**TASK**. Find all lines in the records that include the word "document", and copy them out.

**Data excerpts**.
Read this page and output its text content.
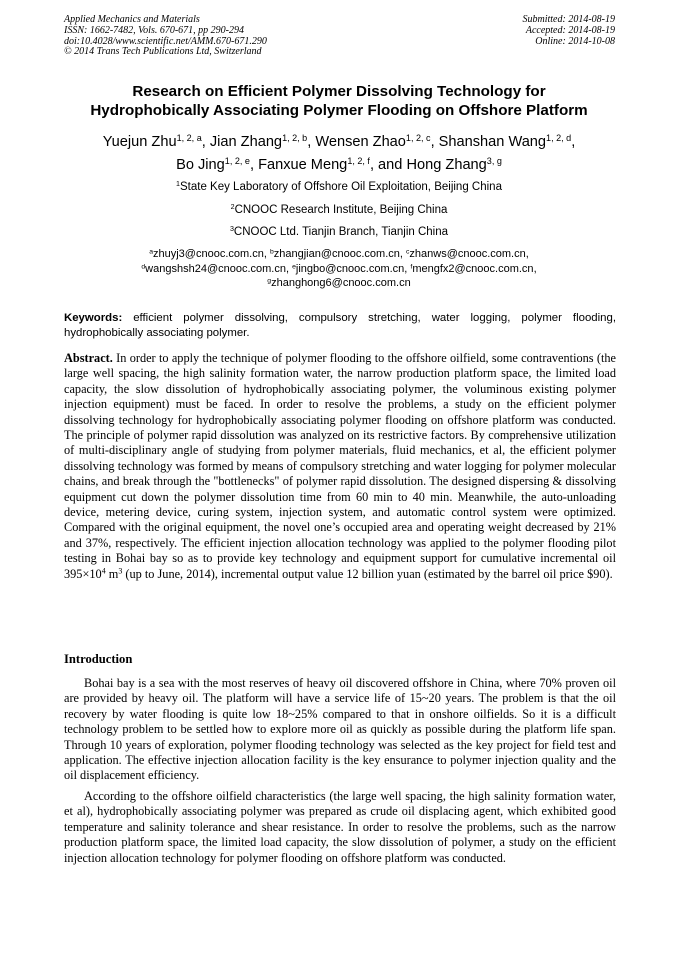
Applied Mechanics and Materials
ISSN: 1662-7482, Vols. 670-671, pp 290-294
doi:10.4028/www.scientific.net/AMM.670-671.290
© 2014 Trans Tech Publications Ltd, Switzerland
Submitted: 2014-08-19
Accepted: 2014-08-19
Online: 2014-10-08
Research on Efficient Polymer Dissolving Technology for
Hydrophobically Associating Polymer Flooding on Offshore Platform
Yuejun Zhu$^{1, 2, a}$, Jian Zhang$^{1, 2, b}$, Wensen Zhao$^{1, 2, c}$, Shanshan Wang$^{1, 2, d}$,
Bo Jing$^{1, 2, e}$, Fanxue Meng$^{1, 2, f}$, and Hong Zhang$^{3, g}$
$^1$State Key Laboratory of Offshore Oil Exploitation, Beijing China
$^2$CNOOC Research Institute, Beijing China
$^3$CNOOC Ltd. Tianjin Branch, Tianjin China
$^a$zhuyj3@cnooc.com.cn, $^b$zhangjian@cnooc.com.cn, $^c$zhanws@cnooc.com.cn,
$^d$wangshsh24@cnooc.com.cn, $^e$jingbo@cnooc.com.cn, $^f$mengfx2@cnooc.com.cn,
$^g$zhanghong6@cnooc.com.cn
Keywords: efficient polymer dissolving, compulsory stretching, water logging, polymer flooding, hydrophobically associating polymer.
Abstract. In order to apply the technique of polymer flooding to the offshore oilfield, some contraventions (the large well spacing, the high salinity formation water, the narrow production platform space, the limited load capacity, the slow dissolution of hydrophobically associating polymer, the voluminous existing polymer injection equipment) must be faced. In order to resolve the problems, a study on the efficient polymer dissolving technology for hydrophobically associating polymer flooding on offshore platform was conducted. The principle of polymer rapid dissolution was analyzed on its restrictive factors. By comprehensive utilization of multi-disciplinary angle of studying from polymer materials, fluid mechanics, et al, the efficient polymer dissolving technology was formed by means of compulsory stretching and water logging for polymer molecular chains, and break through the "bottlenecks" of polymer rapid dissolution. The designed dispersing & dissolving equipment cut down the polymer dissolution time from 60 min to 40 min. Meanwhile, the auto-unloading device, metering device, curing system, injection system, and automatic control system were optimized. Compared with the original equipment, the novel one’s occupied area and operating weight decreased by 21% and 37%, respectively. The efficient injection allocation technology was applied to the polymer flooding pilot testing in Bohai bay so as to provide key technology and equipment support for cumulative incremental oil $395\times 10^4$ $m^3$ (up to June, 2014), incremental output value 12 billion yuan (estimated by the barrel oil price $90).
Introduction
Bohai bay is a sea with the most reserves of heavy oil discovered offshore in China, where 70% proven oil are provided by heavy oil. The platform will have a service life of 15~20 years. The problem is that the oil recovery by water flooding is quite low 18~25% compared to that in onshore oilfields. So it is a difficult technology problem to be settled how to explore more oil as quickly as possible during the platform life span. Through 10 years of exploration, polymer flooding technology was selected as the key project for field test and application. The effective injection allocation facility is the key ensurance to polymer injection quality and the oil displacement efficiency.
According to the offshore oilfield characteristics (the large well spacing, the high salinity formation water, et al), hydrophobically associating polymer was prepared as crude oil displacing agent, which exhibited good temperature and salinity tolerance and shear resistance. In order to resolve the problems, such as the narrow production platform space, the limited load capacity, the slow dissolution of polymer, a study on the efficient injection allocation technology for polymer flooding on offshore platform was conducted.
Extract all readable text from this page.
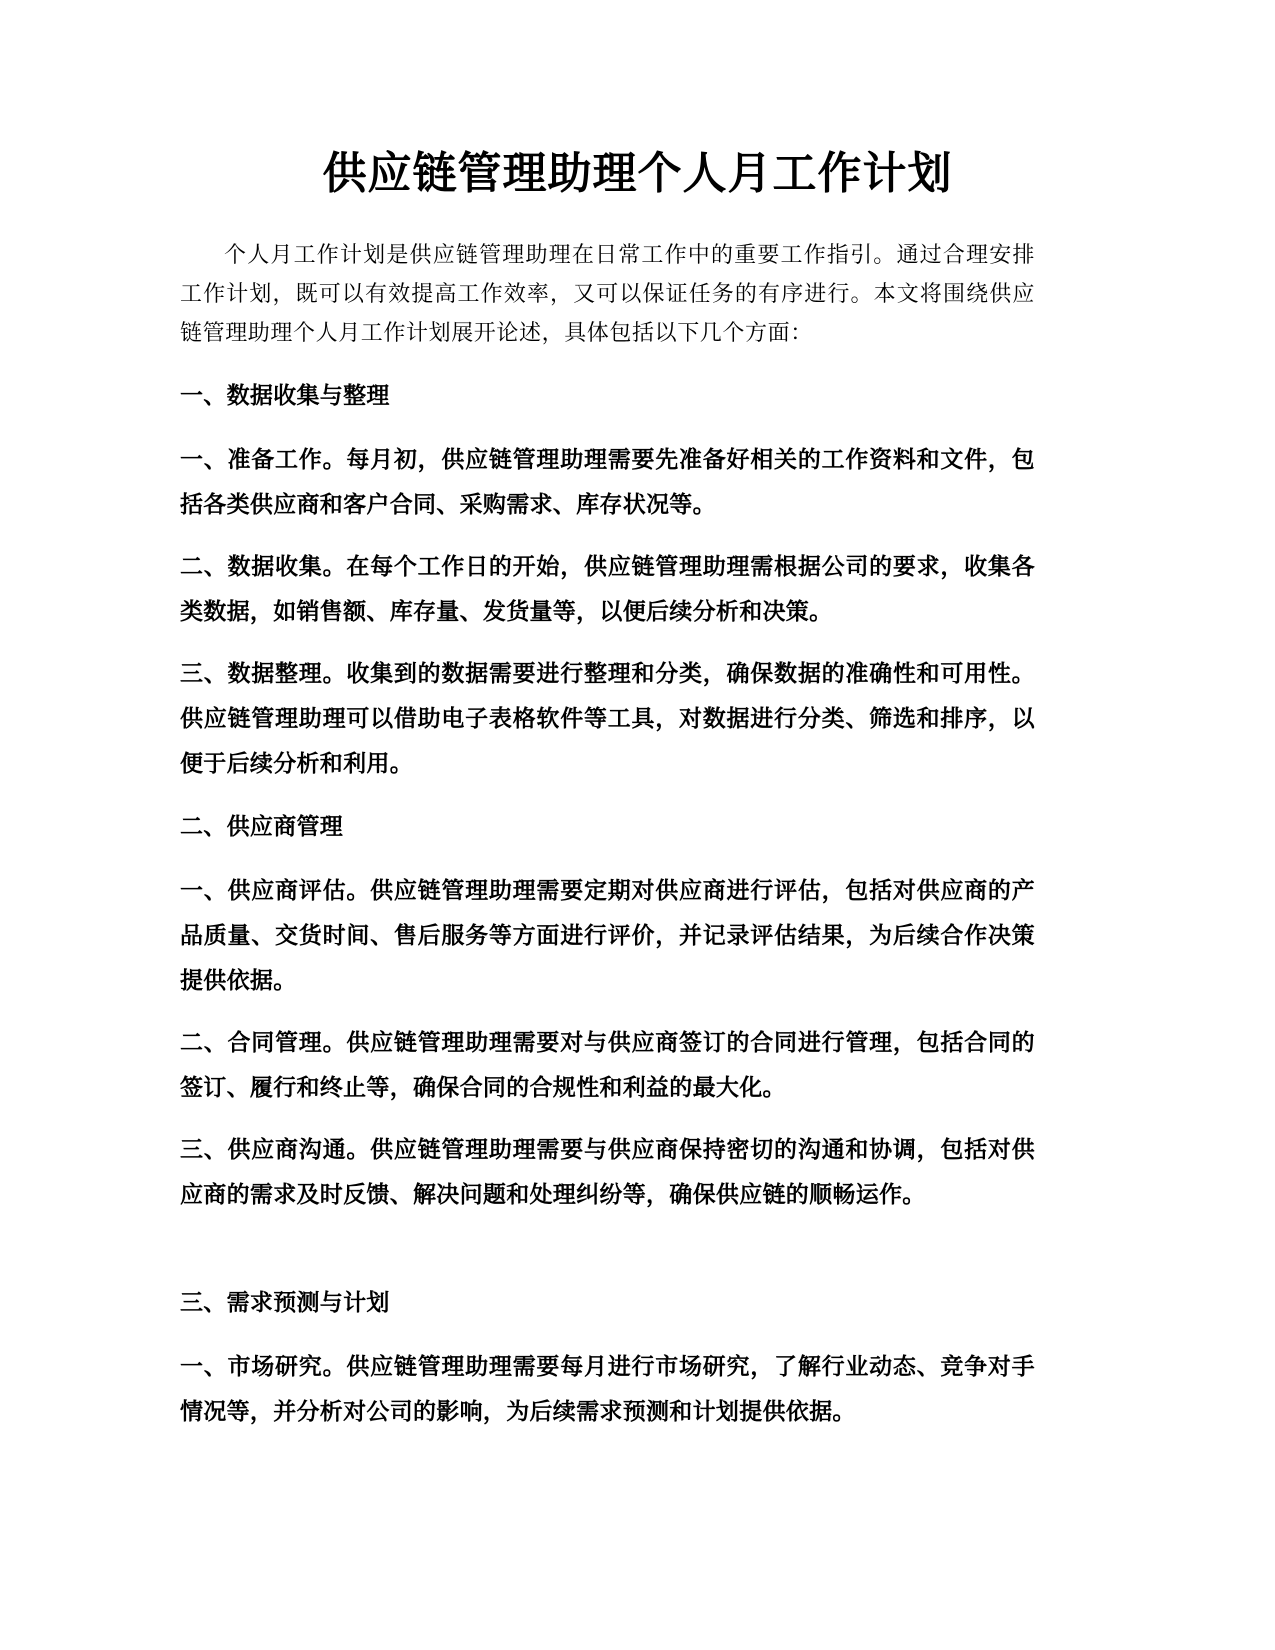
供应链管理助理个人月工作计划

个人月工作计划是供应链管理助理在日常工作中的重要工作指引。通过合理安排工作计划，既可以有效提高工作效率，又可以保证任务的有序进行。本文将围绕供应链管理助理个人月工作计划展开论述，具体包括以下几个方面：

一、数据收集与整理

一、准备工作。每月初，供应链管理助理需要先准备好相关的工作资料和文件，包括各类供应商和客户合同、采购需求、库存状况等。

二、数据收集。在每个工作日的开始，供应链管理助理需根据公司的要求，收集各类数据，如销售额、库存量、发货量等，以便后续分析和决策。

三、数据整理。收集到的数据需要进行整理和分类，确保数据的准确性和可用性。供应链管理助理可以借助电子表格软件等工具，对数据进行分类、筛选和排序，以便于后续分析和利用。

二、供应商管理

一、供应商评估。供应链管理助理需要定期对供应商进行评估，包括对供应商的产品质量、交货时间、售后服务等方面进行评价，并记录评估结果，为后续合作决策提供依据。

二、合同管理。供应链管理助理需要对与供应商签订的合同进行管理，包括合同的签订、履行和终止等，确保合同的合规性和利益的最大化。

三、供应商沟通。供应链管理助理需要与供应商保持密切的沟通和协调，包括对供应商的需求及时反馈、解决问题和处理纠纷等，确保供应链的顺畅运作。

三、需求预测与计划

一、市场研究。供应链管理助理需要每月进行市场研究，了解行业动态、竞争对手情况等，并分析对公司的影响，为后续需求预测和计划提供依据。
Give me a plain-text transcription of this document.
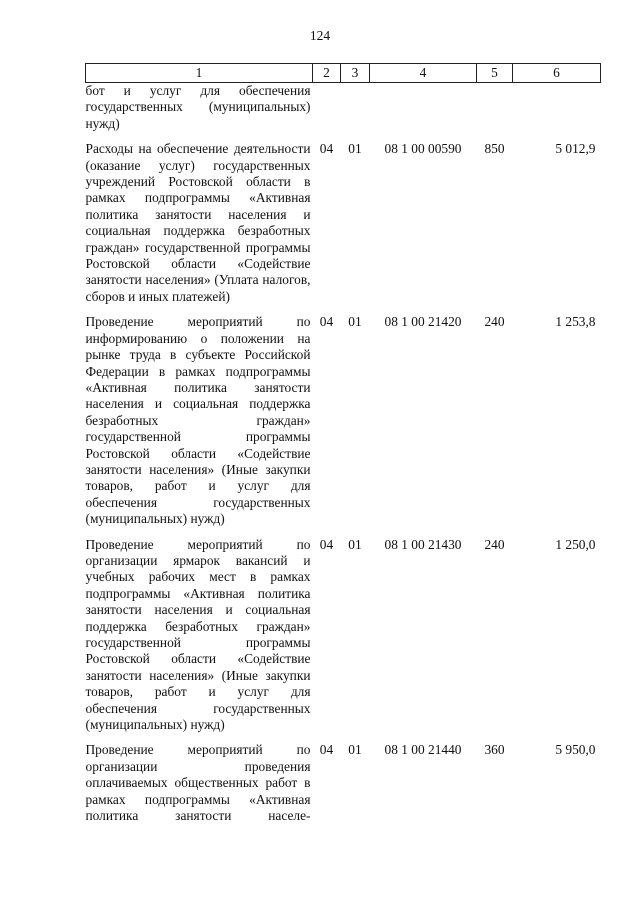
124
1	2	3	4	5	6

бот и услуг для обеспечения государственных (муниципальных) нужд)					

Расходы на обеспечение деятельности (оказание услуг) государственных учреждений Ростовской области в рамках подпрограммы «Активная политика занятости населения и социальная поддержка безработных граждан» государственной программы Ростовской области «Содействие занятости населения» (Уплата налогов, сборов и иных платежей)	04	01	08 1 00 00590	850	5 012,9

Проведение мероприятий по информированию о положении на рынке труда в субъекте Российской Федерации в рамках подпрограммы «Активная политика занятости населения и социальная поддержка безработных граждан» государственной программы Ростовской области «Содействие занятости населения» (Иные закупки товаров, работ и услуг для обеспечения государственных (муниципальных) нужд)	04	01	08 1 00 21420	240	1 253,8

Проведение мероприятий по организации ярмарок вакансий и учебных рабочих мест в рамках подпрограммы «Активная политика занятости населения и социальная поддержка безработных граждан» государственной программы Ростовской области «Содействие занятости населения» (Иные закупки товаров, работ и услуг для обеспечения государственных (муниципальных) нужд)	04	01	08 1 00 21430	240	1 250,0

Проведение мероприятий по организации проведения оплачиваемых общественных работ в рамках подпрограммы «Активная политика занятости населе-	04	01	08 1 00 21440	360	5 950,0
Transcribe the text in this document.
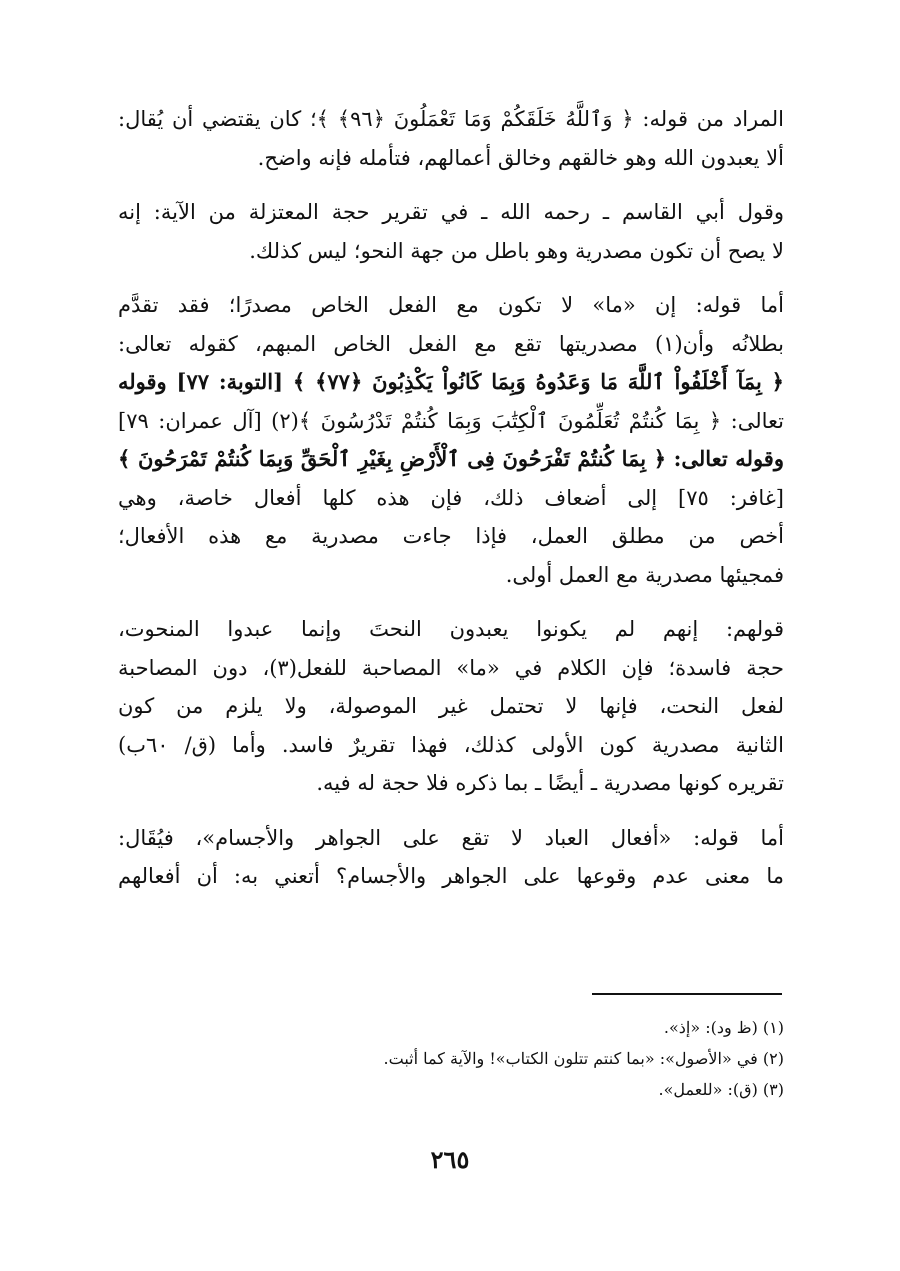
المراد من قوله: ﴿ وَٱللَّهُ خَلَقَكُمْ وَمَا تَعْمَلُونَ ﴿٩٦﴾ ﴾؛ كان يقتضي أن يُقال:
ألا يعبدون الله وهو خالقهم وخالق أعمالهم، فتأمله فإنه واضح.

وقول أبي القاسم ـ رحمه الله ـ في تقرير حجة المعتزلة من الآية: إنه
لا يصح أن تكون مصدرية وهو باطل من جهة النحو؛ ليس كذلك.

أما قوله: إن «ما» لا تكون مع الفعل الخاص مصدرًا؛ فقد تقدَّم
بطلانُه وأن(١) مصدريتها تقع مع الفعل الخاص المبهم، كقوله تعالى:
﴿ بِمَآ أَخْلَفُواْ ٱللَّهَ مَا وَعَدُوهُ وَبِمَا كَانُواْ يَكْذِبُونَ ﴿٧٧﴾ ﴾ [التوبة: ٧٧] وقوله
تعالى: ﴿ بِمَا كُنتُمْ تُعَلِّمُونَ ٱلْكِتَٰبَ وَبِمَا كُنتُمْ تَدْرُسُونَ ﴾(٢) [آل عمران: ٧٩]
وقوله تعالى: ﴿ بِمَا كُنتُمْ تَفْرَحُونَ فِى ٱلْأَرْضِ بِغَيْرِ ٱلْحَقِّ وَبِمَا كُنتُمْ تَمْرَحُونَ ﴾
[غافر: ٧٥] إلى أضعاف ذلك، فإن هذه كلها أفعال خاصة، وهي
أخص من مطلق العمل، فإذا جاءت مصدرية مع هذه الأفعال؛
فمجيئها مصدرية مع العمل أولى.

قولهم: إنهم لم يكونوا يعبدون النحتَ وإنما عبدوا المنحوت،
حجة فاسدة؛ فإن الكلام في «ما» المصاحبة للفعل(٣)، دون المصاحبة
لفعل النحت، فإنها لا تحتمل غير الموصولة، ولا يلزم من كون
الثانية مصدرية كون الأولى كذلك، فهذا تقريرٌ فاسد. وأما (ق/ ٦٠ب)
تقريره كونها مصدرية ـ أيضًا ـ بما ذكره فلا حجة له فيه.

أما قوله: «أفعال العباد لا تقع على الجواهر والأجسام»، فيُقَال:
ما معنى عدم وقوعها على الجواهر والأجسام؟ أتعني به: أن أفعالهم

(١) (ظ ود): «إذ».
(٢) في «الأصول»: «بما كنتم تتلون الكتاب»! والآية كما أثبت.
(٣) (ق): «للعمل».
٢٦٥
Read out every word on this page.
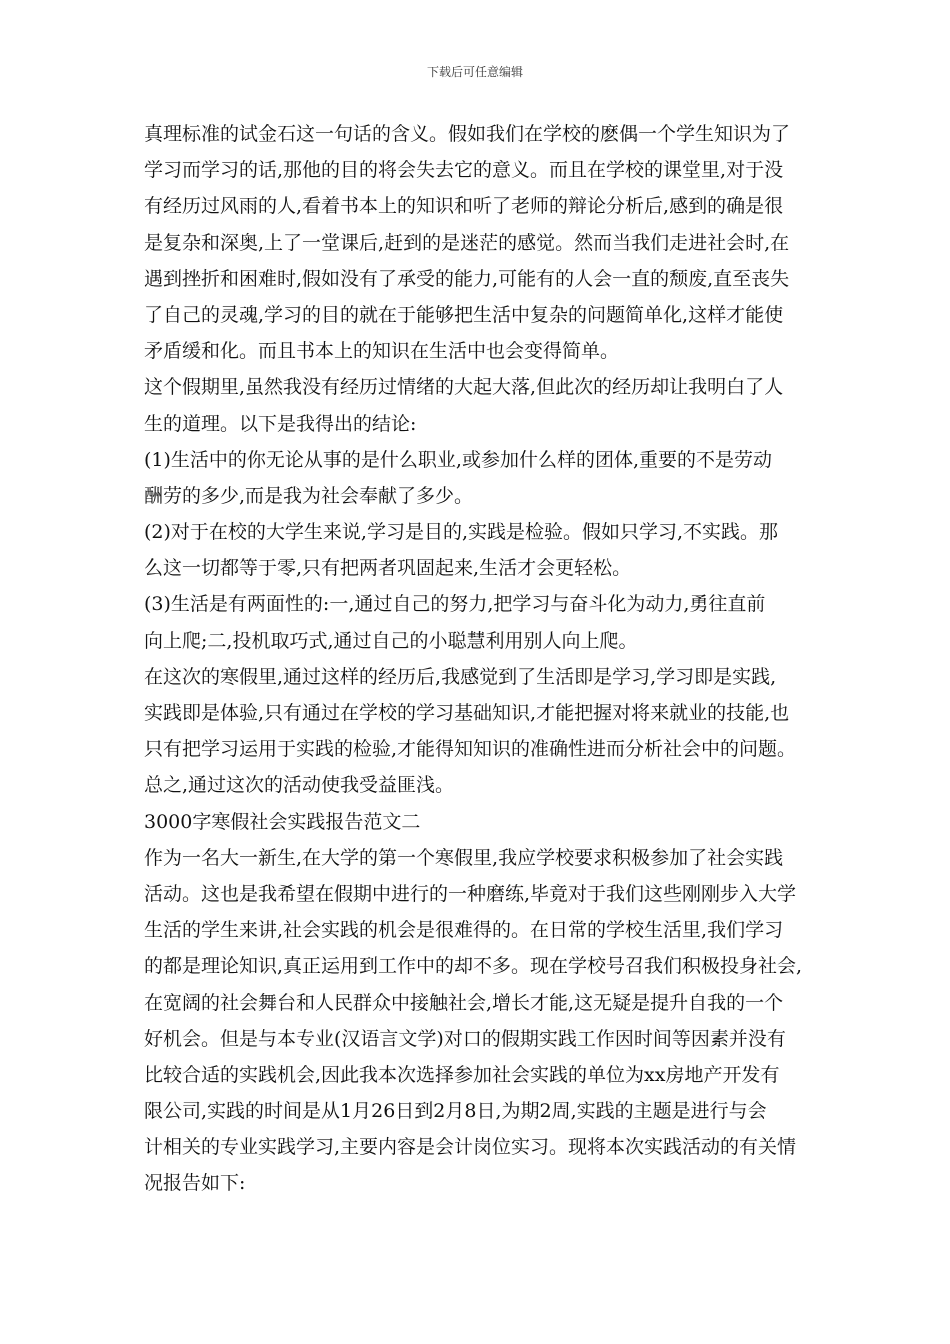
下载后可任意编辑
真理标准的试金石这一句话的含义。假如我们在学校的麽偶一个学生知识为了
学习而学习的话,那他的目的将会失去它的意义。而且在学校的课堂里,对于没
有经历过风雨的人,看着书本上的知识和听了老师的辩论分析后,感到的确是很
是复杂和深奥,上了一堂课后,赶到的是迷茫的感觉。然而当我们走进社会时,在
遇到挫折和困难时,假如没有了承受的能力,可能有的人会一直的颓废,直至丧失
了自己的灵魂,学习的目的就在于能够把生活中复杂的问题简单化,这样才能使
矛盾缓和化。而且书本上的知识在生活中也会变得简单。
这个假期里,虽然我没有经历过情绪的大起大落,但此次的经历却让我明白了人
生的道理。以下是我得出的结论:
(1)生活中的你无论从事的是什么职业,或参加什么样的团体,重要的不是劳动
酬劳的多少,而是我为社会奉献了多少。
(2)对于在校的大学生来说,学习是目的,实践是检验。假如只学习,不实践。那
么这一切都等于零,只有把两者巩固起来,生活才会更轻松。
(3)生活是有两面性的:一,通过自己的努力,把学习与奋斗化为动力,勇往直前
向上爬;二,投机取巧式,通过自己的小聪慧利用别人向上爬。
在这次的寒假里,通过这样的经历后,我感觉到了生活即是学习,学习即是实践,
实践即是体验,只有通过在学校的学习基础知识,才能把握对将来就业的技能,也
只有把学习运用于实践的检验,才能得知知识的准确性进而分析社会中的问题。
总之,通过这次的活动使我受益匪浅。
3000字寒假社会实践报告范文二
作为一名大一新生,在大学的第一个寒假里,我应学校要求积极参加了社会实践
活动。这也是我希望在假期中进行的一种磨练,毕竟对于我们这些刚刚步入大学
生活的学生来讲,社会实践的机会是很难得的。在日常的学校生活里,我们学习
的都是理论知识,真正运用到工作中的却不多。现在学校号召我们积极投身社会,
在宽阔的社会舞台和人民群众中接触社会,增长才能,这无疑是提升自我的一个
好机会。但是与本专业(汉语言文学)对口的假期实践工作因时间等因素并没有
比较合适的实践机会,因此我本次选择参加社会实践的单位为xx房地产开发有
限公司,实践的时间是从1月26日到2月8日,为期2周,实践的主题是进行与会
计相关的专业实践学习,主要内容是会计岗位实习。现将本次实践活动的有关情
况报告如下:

**RESULT OF THE TASK**.
Give me a plain-text transcription of this document.
Transcribe the text in this document.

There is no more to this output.